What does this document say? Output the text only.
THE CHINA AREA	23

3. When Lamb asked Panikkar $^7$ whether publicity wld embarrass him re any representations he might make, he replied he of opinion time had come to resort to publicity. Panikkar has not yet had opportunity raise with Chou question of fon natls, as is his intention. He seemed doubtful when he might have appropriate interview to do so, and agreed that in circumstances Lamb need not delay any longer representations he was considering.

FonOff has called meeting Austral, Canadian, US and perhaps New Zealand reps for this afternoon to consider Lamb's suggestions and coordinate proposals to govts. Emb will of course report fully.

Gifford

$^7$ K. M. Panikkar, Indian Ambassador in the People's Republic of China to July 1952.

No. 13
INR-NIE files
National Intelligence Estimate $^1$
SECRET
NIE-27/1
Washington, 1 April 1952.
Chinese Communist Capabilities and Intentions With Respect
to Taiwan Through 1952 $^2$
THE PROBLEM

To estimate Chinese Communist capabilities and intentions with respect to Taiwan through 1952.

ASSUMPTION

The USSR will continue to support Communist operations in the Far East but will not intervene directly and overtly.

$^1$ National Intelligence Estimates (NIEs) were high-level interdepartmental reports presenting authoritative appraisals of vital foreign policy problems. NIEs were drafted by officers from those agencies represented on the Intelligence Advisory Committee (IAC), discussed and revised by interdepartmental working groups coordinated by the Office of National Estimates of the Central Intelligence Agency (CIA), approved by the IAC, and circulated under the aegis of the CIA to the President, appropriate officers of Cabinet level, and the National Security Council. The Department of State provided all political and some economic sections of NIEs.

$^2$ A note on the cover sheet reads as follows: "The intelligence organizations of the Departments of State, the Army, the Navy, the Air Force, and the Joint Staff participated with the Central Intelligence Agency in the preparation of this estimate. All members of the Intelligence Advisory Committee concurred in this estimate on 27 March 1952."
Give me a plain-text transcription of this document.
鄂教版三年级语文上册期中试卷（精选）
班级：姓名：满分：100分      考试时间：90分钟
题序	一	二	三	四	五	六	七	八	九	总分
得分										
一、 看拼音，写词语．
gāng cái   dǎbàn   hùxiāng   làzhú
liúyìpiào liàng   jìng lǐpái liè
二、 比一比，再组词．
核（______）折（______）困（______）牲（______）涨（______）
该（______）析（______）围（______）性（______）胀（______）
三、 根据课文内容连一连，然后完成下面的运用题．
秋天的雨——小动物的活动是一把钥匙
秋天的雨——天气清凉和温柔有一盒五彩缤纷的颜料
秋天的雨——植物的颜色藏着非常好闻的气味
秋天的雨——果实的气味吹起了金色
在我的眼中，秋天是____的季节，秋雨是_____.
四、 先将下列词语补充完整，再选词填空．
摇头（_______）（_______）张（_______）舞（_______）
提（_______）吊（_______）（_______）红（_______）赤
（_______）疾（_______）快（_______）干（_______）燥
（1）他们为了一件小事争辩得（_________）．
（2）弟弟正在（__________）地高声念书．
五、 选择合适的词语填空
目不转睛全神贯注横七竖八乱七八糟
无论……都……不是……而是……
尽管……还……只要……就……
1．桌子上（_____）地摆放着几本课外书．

■ ■ ■ ■ ■

Your task.
Everything from the line with "Give me a plain-text" through the last line of the material above should be echoed exactly, and nothing else.

Output.
Give me a plain-text transcription of this document.
鄂教版三年级语文上册期中试卷（精选）
班级：姓名：满分：100分      考试时间：90分钟
题序	一	二	三	四	五	六	七	八	九	总分
得分										
一、 看拼音，写词语．
gāng cái   dǎbàn   hùxiāng   làzhú
liúyìpiào liàng   jìng lǐpái liè
二、 比一比，再组词．
核（______）折（______）困（______）牲（______）涨（______）
该（______）析（______）围（______）性（______）胀（______）
三、 根据课文内容连一连，然后完成下面的运用题．
秋天的雨——小动物的活动是一把钥匙
秋天的雨——天气清凉和温柔有一盒五彩缤纷的颜料
秋天的雨——植物的颜色藏着非常好闻的气味
秋天的雨——果实的气味吹起了金色
在我的眼中，秋天是____的季节，秋雨是_____.
四、 先将下列词语补充完整，再选词填空．
摇头（_______）（_______）张（_______）舞（_______）
提（_______）吊（_______）（_______）红（_______）赤
（_______）疾（_______）快（_______）干（_______）燥
（1）他们为了一件小事争辩得（_________）．
（2）弟弟正在（__________）地高声念书．
五、 选择合适的词语填空
目不转睛全神贯注横七竖八乱七八糟
无论……都……不是……而是……
尽管……还……只要……就……
1．桌子上（_____）地摆放着几本课外书．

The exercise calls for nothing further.